[EXERCISE GOAL] Would you retype all of these records exactly?

Figure record listings:
********

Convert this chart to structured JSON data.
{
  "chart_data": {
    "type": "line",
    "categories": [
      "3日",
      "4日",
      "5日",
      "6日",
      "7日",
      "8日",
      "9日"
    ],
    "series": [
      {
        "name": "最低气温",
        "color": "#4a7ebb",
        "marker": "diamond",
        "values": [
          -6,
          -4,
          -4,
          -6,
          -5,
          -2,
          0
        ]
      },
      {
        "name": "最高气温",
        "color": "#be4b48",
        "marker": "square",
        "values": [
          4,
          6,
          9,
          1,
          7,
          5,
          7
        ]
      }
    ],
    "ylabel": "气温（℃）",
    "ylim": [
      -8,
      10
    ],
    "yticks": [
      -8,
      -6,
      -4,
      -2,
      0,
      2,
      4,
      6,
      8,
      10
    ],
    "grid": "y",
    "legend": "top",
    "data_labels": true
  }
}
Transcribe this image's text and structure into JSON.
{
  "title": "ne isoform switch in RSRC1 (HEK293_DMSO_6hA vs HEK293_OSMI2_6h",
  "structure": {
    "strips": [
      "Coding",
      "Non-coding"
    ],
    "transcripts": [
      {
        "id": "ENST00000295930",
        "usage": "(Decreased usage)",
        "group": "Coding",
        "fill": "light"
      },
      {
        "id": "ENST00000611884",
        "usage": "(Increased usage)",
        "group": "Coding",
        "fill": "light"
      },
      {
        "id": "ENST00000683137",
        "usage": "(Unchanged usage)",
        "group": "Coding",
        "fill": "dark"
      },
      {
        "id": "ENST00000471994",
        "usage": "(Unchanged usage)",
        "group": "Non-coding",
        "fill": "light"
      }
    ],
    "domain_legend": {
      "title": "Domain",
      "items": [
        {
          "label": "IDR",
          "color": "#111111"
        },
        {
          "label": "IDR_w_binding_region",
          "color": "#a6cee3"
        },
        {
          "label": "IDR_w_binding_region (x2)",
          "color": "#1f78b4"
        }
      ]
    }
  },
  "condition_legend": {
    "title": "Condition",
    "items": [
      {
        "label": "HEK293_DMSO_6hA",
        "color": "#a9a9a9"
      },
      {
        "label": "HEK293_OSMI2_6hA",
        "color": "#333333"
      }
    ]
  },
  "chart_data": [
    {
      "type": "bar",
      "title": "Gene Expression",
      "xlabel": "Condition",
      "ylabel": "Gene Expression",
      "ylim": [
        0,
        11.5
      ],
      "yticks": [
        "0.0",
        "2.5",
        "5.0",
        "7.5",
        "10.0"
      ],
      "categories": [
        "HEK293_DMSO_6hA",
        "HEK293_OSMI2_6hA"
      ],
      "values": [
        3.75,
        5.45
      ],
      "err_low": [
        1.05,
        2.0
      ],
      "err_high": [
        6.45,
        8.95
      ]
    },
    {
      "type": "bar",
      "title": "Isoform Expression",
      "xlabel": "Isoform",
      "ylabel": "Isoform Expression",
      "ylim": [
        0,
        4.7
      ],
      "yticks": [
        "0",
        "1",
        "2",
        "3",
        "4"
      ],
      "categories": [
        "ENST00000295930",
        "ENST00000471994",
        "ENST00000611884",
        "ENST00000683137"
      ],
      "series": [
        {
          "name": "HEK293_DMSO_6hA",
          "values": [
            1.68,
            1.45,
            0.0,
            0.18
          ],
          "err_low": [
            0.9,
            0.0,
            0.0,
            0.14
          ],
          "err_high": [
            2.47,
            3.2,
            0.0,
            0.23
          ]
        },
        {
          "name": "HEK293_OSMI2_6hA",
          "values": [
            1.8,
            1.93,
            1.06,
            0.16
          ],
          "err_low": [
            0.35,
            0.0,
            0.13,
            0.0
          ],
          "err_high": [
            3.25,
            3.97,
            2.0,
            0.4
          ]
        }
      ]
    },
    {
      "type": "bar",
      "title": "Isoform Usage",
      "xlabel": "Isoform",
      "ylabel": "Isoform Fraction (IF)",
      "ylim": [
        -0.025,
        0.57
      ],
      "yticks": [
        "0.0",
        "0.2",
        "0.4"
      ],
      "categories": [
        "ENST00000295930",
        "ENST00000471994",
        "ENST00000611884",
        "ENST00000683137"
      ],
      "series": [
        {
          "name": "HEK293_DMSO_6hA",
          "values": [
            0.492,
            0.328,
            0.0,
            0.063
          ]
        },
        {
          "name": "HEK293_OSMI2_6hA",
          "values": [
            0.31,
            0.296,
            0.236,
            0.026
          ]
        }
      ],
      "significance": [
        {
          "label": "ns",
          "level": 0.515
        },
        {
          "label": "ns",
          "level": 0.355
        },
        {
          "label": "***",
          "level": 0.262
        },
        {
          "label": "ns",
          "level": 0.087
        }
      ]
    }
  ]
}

********

[TASK SOLUTION]
Convert this chart to structured JSON data.
{
  "chart_data": {
    "type": "line",
    "categories": [
      "3日",
      "4日",
      "5日",
      "6日",
      "7日",
      "8日",
      "9日"
    ],
    "series": [
      {
        "name": "最低气温",
        "color": "#4a7ebb",
        "marker": "diamond",
        "values": [
          -6,
          -4,
          -4,
          -6,
          -5,
          -2,
          0
        ]
      },
      {
        "name": "最高气温",
        "color": "#be4b48",
        "marker": "square",
        "values": [
          4,
          6,
          9,
          1,
          7,
          5,
          7
        ]
      }
    ],
    "ylabel": "气温（℃）",
    "ylim": [
      -8,
      10
    ],
    "yticks": [
      -8,
      -6,
      -4,
      -2,
      0,
      2,
      4,
      6,
      8,
      10
    ],
    "grid": "y",
    "legend": "top",
    "data_labels": true
  }
}
Transcribe this image's text and structure into JSON.
{
  "title": "ne isoform switch in RSRC1 (HEK293_DMSO_6hA vs HEK293_OSMI2_6h",
  "structure": {
    "strips": [
      "Coding",
      "Non-coding"
    ],
    "transcripts": [
      {
        "id": "ENST00000295930",
        "usage": "(Decreased usage)",
        "group": "Coding",
        "fill": "light"
      },
      {
        "id": "ENST00000611884",
        "usage": "(Increased usage)",
        "group": "Coding",
        "fill": "light"
      },
      {
        "id": "ENST00000683137",
        "usage": "(Unchanged usage)",
        "group": "Coding",
        "fill": "dark"
      },
      {
        "id": "ENST00000471994",
        "usage": "(Unchanged usage)",
        "group": "Non-coding",
        "fill": "light"
      }
    ],
    "domain_legend": {
      "title": "Domain",
      "items": [
        {
          "label": "IDR",
          "color": "#111111"
        },
        {
          "label": "IDR_w_binding_region",
          "color": "#a6cee3"
        },
        {
          "label": "IDR_w_binding_region (x2)",
          "color": "#1f78b4"
        }
      ]
    }
  },
  "condition_legend": {
    "title": "Condition",
    "items": [
      {
        "label": "HEK293_DMSO_6hA",
        "color": "#a9a9a9"
      },
      {
        "label": "HEK293_OSMI2_6hA",
        "color": "#333333"
      }
    ]
  },
  "chart_data": [
    {
      "type": "bar",
      "title": "Gene Expression",
      "xlabel": "Condition",
      "ylabel": "Gene Expression",
      "ylim": [
        0,
        11.5
      ],
      "yticks": [
        "0.0",
        "2.5",
        "5.0",
        "7.5",
        "10.0"
      ],
      "categories": [
        "HEK293_DMSO_6hA",
        "HEK293_OSMI2_6hA"
      ],
      "values": [
        3.75,
        5.45
      ],
      "err_low": [
        1.05,
        2.0
      ],
      "err_high": [
        6.45,
        8.95
      ]
    },
    {
      "type": "bar",
      "title": "Isoform Expression",
      "xlabel": "Isoform",
      "ylabel": "Isoform Expression",
      "ylim": [
        0,
        4.7
      ],
      "yticks": [
        "0",
        "1",
        "2",
        "3",
        "4"
      ],
      "categories": [
        "ENST00000295930",
        "ENST00000471994",
        "ENST00000611884",
        "ENST00000683137"
      ],
      "series": [
        {
          "name": "HEK293_DMSO_6hA",
          "values": [
            1.68,
            1.45,
            0.0,
            0.18
          ],
          "err_low": [
            0.9,
            0.0,
            0.0,
            0.14
          ],
          "err_high": [
            2.47,
            3.2,
            0.0,
            0.23
          ]
        },
        {
          "name": "HEK293_OSMI2_6hA",
          "values": [
            1.8,
            1.93,
            1.06,
            0.16
          ],
          "err_low": [
            0.35,
            0.0,
            0.13,
            0.0
          ],
          "err_high": [
            3.25,
            3.97,
            2.0,
            0.4
          ]
        }
      ]
    },
    {
      "type": "bar",
      "title": "Isoform Usage",
      "xlabel": "Isoform",
      "ylabel": "Isoform Fraction (IF)",
      "ylim": [
        -0.025,
        0.57
      ],
      "yticks": [
        "0.0",
        "0.2",
        "0.4"
      ],
      "categories": [
        "ENST00000295930",
        "ENST00000471994",
        "ENST00000611884",
        "ENST00000683137"
      ],
      "series": [
        {
          "name": "HEK293_DMSO_6hA",
          "values": [
            0.492,
            0.328,
            0.0,
            0.063
          ]
        },
        {
          "name": "HEK293_OSMI2_6hA",
          "values": [
            0.31,
            0.296,
            0.236,
            0.026
          ]
        }
      ],
      "significance": [
        {
          "label": "ns",
          "level": 0.515
        },
        {
          "label": "ns",
          "level": 0.355
        },
        {
          "label": "***",
          "level": 0.262
        },
        {
          "label": "ns",
          "level": 0.087
        }
      ]
    }
  ]
}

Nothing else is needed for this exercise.